WHAT THE EXERCISE ASKS
Collect all lines from the listing that include the string "this".
____
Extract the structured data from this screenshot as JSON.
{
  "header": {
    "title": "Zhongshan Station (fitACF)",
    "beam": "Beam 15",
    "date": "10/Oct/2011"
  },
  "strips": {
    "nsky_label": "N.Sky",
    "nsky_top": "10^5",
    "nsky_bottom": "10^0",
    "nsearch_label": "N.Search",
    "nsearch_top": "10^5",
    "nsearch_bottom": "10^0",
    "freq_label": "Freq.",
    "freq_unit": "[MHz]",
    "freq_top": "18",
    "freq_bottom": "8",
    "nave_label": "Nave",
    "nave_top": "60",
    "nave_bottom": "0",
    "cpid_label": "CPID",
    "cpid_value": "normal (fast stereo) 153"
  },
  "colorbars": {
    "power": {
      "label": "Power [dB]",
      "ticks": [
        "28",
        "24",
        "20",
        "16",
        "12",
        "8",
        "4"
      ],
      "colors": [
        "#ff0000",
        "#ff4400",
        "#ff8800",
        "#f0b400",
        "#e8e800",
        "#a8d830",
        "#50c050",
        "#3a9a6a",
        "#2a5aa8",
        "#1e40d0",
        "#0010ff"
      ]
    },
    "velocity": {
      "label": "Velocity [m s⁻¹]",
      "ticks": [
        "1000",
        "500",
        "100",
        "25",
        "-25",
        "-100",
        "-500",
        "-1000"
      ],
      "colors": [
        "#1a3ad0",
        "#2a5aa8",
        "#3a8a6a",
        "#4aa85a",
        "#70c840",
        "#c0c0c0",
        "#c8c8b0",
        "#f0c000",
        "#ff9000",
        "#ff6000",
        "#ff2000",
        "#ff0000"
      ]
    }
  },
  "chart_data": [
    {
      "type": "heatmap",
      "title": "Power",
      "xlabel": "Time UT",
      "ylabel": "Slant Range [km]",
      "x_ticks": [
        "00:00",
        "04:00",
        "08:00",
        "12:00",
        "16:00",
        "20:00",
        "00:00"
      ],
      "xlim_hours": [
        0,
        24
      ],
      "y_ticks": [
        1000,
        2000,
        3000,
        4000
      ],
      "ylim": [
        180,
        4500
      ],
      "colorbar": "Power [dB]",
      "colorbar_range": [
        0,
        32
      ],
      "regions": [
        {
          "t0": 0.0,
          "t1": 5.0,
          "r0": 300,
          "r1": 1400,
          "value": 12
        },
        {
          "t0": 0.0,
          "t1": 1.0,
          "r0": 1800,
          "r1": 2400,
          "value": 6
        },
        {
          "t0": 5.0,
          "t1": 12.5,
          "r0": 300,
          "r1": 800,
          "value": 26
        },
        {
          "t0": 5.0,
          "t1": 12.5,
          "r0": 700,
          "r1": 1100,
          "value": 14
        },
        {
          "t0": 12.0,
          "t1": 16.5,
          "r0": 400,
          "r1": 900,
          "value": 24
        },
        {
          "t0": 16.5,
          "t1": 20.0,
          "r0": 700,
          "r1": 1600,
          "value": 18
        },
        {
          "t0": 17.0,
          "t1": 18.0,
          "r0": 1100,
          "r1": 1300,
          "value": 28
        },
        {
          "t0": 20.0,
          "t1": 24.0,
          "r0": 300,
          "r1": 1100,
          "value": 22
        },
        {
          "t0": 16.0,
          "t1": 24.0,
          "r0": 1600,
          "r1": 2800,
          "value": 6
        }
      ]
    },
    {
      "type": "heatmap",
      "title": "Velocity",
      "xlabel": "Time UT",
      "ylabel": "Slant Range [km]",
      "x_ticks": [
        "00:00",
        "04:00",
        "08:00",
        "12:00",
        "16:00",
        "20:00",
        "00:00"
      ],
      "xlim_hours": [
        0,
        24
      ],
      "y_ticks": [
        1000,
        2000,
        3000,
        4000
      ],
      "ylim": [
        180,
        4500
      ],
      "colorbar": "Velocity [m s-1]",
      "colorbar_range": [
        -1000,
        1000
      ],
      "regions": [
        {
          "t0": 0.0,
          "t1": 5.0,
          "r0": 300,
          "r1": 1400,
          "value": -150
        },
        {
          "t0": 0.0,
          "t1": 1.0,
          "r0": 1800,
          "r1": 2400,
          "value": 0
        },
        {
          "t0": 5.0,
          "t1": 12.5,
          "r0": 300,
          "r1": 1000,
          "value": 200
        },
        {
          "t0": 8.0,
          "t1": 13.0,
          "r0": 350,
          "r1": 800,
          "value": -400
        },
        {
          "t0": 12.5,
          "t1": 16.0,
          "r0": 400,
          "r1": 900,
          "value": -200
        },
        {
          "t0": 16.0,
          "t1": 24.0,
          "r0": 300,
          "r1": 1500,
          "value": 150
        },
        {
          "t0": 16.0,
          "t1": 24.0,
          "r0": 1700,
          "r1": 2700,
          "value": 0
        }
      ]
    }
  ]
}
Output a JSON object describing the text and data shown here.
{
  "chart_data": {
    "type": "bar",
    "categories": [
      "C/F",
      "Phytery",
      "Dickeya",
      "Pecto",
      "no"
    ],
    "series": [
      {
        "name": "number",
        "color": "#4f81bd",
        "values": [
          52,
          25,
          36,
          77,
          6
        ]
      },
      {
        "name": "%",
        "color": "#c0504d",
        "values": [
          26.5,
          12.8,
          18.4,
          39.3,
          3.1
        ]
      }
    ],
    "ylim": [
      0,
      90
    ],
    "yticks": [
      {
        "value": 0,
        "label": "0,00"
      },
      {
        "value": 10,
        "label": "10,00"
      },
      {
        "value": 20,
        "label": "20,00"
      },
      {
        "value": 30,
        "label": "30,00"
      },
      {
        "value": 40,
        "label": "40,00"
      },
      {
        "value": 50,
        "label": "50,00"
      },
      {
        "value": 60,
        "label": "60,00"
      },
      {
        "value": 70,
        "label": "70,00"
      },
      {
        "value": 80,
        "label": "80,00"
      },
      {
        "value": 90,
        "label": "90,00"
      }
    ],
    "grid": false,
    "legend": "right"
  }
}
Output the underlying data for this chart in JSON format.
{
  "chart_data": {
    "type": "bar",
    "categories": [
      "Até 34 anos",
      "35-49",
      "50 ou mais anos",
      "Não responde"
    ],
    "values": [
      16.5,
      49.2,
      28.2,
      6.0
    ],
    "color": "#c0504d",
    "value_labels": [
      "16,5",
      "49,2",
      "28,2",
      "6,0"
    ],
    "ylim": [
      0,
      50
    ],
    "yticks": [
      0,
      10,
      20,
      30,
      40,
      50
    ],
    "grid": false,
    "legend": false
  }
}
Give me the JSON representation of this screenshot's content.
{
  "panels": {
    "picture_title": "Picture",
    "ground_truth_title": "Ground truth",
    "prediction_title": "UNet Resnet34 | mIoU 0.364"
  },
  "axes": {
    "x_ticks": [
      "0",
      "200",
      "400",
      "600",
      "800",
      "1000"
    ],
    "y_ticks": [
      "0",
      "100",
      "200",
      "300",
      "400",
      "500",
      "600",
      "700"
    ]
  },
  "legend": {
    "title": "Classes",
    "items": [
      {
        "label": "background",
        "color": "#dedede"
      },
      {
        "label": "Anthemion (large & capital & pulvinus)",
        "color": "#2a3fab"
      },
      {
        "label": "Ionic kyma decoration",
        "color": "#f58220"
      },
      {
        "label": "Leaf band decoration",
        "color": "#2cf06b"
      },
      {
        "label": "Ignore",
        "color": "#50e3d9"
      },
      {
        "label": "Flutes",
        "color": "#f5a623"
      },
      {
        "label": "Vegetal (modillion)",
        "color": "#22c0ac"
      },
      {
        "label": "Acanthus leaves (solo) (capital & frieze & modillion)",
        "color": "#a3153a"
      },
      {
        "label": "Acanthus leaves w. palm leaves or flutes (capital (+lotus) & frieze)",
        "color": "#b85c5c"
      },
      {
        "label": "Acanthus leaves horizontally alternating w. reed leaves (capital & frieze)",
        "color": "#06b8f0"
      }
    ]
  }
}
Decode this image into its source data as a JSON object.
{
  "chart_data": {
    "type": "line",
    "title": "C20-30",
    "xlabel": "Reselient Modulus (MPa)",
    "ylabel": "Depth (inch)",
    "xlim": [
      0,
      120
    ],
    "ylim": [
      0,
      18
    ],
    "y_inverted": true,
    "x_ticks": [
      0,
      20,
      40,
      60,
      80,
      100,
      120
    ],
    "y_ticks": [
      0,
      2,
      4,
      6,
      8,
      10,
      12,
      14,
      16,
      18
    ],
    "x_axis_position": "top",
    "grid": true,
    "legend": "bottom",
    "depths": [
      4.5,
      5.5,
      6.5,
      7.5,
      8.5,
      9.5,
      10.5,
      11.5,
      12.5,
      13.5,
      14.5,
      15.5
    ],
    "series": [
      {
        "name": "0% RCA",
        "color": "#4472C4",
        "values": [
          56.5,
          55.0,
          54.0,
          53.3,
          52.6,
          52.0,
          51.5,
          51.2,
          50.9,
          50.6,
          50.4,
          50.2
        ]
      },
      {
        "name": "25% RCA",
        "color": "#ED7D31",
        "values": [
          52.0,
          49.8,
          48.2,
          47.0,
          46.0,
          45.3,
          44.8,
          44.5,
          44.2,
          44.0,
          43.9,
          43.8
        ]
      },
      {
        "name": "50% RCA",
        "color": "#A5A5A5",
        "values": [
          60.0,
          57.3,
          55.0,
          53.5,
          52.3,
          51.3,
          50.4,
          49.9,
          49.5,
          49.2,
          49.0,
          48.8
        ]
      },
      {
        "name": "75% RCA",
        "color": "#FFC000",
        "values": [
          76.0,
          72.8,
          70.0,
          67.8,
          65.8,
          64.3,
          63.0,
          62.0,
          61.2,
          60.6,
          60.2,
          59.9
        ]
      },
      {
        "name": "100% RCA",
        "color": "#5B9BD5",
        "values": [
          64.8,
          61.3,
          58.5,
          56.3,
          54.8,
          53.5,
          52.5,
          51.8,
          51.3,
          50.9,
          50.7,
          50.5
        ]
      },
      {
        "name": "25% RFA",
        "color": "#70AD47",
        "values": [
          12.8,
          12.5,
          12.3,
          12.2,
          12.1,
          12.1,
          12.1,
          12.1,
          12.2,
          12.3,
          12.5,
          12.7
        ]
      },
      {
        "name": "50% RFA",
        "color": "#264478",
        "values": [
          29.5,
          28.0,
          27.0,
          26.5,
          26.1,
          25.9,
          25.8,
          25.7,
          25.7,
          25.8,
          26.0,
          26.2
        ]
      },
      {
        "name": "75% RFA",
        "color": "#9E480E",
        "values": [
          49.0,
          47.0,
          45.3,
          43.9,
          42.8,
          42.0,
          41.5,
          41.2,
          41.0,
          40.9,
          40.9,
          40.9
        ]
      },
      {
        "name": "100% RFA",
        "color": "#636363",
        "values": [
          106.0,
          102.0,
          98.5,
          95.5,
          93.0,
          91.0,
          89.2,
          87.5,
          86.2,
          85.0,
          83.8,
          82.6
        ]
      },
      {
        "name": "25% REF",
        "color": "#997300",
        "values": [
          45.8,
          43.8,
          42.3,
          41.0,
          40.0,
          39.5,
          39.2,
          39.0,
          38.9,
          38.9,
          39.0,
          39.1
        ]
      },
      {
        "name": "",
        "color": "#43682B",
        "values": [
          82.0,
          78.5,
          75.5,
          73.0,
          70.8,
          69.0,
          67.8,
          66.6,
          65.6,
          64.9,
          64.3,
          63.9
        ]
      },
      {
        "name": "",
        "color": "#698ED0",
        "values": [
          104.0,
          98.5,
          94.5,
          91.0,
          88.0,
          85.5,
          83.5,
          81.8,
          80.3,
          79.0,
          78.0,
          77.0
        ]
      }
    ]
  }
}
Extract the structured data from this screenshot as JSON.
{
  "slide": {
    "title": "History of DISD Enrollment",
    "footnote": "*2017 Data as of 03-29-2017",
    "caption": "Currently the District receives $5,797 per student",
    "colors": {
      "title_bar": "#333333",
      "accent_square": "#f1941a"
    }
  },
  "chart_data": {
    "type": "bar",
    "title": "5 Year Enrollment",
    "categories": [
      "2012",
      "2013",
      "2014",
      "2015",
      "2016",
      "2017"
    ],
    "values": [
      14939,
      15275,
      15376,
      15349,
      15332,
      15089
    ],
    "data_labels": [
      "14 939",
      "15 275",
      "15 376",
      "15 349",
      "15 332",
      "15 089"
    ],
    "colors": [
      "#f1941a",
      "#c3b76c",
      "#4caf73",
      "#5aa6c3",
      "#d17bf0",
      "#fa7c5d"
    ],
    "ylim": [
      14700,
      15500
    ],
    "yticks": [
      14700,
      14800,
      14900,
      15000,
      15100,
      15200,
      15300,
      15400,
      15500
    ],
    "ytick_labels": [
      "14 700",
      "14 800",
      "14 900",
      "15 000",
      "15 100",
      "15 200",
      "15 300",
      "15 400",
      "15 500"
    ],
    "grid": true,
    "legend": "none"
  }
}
____
RESULT OF THE TASK
Extract the structured data from this screenshot as JSON.
Output the underlying data for this chart in JSON format.
Give me the JSON representation of this screenshot's content.
Decode this image into its source data as a JSON object.
Extract the structured data from this screenshot as JSON.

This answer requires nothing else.